> TASK REQUIREMENTS
Count how many lines of the material below have the word "registret" and give only the number.

+ + + + +

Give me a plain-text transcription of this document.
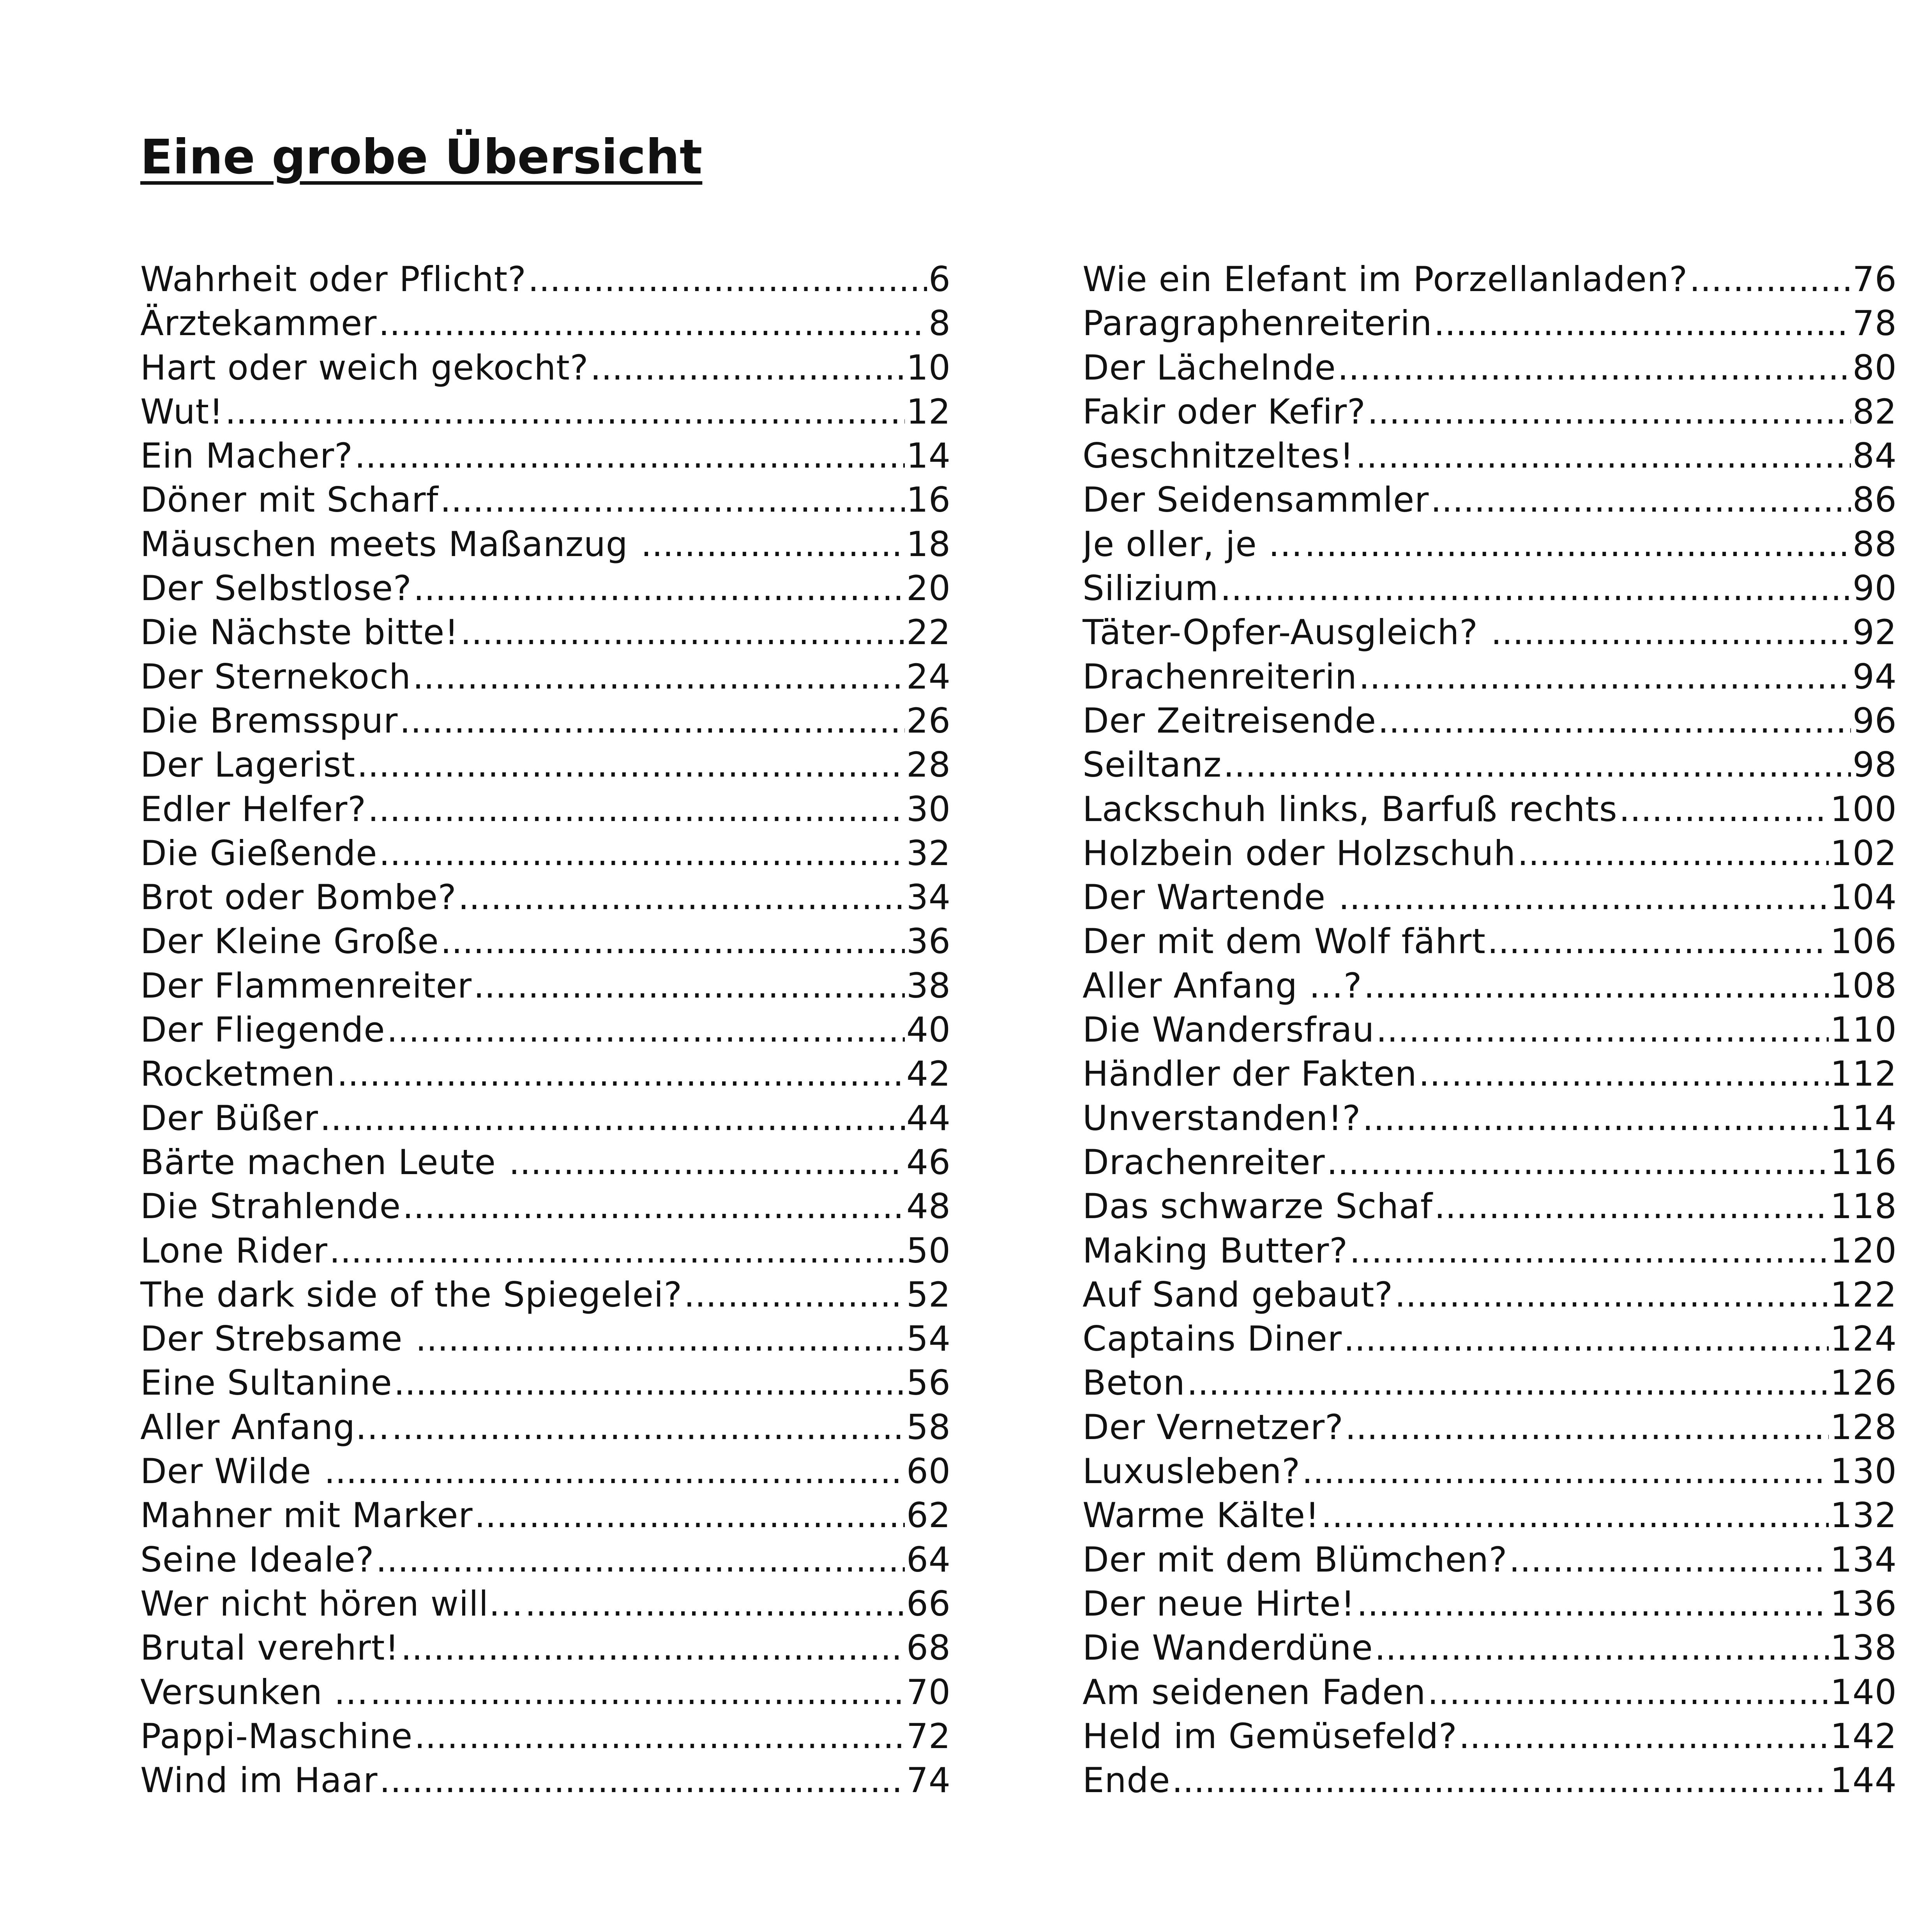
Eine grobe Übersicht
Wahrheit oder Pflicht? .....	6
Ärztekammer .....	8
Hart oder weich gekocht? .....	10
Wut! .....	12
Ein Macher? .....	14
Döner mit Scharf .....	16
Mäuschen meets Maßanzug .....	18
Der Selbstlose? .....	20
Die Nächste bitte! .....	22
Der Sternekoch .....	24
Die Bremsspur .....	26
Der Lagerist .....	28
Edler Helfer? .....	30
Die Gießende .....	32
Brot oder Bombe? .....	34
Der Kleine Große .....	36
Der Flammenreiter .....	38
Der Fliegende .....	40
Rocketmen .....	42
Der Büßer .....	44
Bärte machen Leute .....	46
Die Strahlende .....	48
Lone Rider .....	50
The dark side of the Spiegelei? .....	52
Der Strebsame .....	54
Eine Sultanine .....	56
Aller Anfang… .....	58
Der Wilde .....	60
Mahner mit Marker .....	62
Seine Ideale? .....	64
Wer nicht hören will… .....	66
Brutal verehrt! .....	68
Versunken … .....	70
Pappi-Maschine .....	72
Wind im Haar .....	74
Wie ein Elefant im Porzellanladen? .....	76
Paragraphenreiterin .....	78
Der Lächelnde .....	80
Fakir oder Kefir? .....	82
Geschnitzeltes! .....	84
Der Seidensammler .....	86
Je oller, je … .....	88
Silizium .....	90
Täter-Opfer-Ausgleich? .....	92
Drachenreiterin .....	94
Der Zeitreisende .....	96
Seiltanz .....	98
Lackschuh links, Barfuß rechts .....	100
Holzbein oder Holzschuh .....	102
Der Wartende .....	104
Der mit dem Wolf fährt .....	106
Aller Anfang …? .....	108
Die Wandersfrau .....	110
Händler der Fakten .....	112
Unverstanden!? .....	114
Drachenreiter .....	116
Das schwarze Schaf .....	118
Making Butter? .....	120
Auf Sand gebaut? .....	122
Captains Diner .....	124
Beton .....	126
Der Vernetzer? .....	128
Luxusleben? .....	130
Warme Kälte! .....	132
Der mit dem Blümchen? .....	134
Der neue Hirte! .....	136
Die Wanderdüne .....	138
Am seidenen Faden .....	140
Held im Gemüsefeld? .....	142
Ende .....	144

+ + + + +

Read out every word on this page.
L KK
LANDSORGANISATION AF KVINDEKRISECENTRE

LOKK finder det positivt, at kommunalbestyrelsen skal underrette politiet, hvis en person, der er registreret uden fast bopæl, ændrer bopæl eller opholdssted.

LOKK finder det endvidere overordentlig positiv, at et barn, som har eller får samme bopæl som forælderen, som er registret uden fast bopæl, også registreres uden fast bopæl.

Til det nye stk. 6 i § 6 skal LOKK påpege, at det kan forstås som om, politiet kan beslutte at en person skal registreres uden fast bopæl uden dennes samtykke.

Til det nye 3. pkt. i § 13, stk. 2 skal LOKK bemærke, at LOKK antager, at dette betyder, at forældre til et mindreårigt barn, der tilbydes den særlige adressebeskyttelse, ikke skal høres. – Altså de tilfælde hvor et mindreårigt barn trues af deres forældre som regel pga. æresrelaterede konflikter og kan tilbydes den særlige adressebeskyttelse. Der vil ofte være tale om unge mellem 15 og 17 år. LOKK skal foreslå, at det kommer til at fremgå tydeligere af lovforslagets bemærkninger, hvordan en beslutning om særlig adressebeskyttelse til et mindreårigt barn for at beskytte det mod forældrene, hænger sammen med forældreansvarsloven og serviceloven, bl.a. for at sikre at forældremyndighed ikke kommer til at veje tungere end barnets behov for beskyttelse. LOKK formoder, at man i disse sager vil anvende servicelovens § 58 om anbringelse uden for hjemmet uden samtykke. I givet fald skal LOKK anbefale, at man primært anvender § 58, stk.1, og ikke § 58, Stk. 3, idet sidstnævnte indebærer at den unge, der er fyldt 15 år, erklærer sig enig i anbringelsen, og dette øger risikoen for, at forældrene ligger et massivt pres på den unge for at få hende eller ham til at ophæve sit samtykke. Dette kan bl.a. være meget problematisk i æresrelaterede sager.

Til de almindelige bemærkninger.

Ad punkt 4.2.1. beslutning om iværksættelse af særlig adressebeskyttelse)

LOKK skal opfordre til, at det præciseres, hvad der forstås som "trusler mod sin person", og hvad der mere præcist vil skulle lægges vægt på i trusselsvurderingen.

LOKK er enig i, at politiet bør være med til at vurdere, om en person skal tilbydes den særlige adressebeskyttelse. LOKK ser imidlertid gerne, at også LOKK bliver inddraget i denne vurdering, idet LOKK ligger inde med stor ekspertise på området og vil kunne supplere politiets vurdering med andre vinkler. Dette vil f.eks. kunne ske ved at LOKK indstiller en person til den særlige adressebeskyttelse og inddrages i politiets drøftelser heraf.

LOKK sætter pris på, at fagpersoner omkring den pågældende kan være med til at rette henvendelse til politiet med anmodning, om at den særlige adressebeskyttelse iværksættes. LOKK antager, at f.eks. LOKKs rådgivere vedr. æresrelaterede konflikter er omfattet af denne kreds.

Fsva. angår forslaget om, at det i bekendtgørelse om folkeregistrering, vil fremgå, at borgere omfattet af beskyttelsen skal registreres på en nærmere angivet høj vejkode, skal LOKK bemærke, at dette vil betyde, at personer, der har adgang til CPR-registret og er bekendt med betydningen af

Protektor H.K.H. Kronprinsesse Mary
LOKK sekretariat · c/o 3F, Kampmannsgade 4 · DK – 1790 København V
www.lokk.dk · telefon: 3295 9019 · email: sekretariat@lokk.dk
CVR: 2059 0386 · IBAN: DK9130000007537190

+ + + + +

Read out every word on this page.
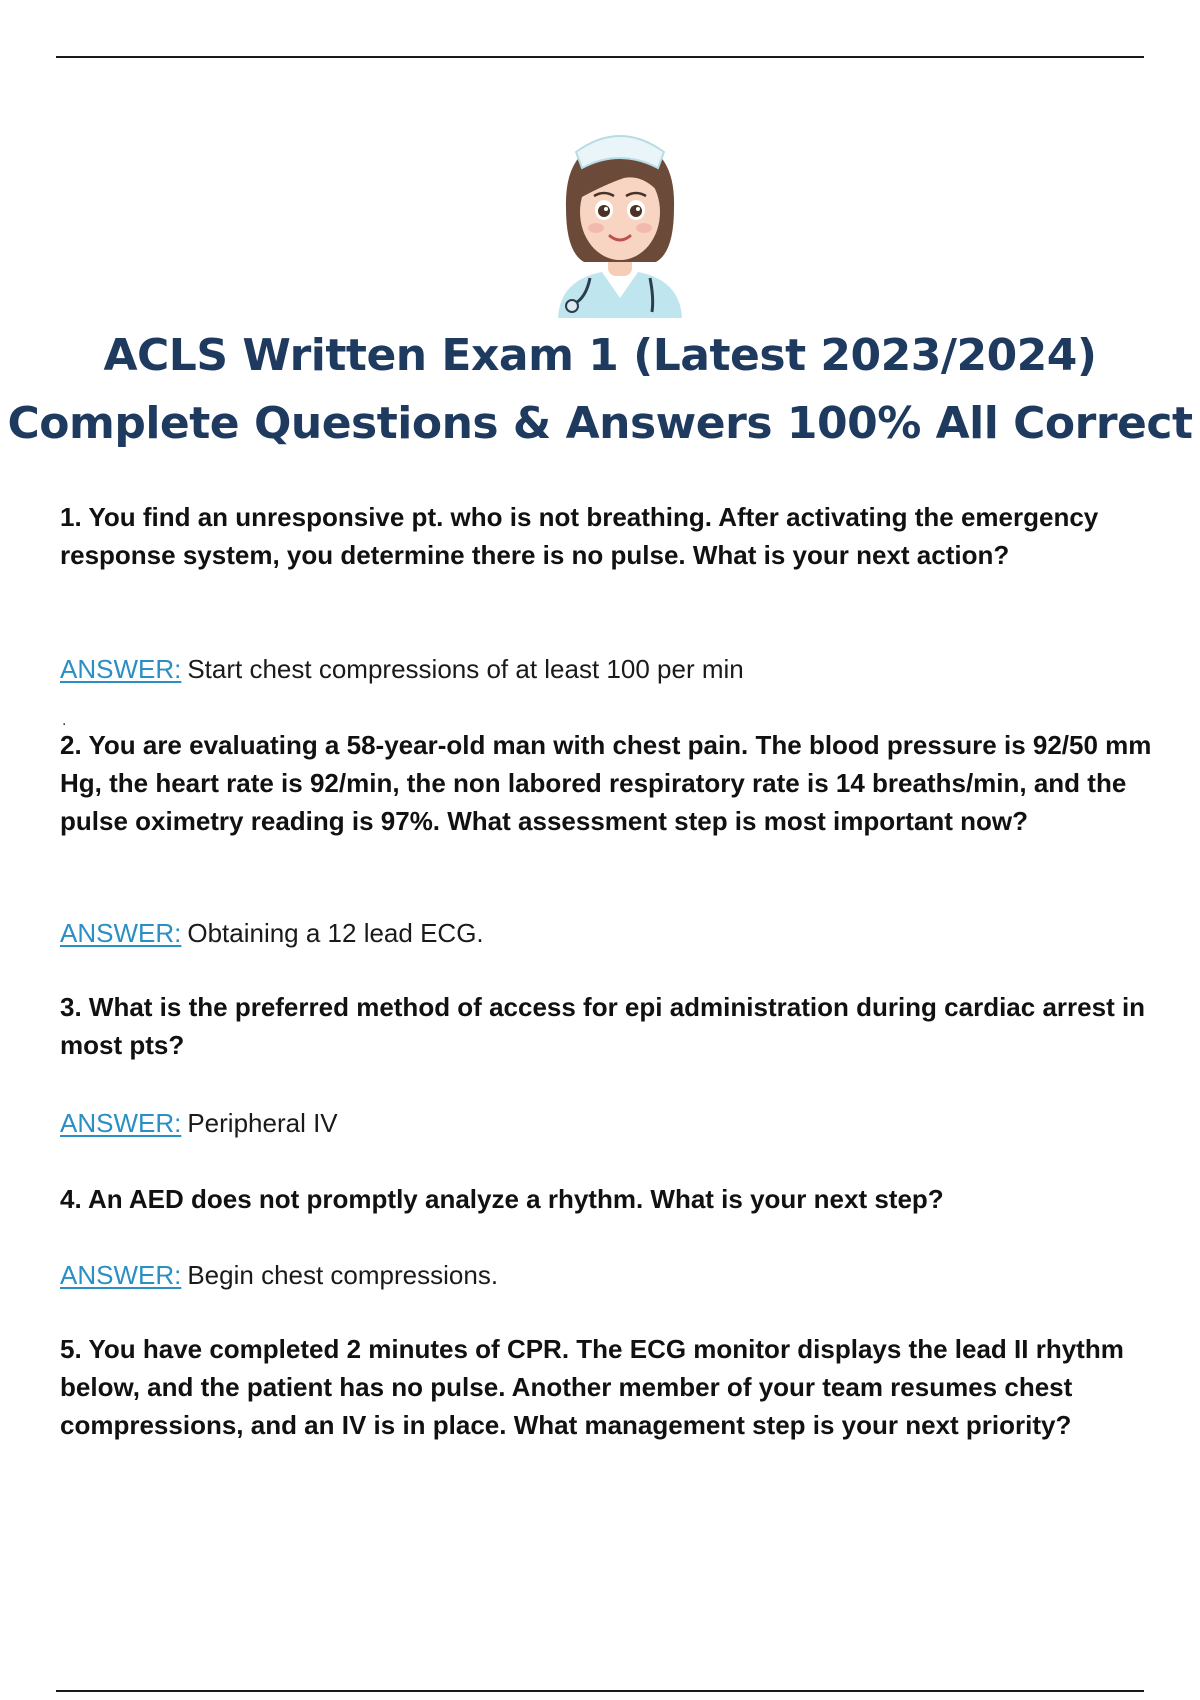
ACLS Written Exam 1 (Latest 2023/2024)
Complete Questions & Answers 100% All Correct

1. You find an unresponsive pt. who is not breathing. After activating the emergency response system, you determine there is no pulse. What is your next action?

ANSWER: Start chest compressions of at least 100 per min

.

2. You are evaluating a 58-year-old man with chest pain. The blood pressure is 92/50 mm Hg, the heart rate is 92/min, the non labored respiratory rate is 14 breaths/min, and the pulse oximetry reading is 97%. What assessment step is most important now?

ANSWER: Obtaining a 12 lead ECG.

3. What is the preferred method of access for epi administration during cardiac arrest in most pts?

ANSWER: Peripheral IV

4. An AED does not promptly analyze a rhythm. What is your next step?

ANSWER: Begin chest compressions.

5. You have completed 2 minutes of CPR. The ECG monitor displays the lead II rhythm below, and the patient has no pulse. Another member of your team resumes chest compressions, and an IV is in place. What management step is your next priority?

+ + + + +

> SOLUTION TO THE EXERCISE
2